Search the data for the word "cubierta" and copy every line that contains it.

**SUPPLIED MATERIAL**:
════════

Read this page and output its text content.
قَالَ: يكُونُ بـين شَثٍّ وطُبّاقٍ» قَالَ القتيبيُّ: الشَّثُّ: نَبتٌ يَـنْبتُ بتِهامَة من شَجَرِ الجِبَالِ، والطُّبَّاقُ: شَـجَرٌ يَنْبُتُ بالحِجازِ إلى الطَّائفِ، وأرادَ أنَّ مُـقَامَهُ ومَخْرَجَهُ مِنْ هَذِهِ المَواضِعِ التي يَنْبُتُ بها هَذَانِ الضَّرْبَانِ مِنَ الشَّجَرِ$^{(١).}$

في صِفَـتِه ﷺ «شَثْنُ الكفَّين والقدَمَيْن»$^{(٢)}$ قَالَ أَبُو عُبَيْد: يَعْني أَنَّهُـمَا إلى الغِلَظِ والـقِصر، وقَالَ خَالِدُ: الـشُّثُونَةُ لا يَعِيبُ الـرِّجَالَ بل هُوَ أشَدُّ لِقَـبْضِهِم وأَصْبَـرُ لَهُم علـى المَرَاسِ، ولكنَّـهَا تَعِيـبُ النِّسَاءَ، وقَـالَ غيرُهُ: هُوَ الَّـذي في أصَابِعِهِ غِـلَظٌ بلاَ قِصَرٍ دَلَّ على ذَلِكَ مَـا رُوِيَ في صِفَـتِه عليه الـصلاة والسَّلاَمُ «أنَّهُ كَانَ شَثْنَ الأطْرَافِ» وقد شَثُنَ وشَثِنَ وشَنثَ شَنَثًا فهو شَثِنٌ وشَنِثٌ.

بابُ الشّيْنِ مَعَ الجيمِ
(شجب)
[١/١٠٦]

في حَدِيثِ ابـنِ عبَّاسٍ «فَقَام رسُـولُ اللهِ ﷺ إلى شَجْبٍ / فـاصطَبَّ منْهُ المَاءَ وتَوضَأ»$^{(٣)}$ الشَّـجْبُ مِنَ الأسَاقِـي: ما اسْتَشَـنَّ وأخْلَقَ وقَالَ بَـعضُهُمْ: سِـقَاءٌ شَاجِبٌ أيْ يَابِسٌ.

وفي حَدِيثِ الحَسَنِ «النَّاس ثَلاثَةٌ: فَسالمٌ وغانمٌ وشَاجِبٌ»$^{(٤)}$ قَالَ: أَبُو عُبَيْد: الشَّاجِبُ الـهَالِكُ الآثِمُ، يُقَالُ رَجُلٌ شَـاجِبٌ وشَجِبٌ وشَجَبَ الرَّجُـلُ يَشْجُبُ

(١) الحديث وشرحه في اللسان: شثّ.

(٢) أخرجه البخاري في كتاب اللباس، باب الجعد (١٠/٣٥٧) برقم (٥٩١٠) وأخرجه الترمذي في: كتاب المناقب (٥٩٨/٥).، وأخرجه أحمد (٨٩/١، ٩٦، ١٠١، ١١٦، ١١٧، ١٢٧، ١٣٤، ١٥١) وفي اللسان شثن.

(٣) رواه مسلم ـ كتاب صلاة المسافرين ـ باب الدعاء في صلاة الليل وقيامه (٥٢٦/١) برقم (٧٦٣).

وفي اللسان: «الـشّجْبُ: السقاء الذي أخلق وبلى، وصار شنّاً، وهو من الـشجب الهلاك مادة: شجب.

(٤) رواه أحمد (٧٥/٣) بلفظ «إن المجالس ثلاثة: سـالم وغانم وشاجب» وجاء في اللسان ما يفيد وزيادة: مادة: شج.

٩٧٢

════════

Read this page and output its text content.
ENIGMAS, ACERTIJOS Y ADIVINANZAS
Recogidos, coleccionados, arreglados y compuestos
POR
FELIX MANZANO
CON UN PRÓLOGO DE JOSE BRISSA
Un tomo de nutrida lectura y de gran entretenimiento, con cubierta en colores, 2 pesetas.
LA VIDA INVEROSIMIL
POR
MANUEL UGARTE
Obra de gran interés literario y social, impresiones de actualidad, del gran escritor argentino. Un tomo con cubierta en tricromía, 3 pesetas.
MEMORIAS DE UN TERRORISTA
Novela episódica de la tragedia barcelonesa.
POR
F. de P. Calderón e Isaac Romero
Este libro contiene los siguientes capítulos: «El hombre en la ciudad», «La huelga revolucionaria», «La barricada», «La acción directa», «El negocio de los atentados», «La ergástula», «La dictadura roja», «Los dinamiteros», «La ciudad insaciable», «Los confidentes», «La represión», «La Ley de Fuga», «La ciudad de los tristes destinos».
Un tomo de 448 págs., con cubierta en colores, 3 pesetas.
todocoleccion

════════

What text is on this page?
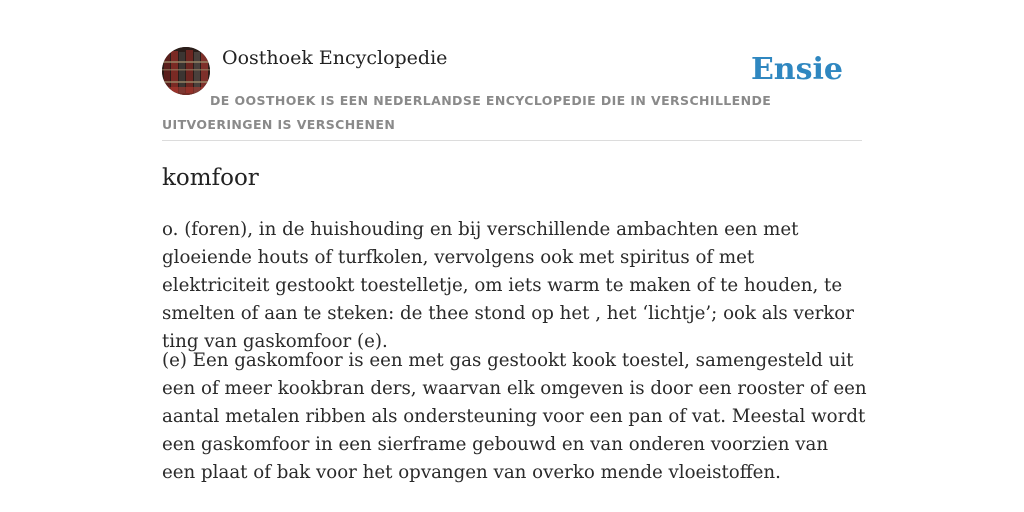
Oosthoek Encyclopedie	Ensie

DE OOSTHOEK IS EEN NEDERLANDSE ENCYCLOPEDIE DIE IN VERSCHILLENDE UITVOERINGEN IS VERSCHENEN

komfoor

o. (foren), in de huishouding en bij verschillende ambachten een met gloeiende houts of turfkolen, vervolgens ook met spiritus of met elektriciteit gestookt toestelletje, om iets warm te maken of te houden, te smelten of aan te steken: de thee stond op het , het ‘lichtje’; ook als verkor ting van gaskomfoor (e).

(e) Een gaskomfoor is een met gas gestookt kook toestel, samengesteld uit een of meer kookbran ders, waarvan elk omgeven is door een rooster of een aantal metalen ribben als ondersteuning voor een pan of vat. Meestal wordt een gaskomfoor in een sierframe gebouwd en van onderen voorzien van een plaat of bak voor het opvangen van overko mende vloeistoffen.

════════

**FULL OUTPUT**:
Un tomo de nutrida lectura y de gran entretenimiento, con cubierta en colores, 2 pesetas.
Obra de gran interés literario y social, impresiones de actualidad, del gran escritor argentino. Un tomo con cubierta en tricromía, 3 pesetas.
Un tomo de 448 págs., con cubierta en colores, 3 pesetas.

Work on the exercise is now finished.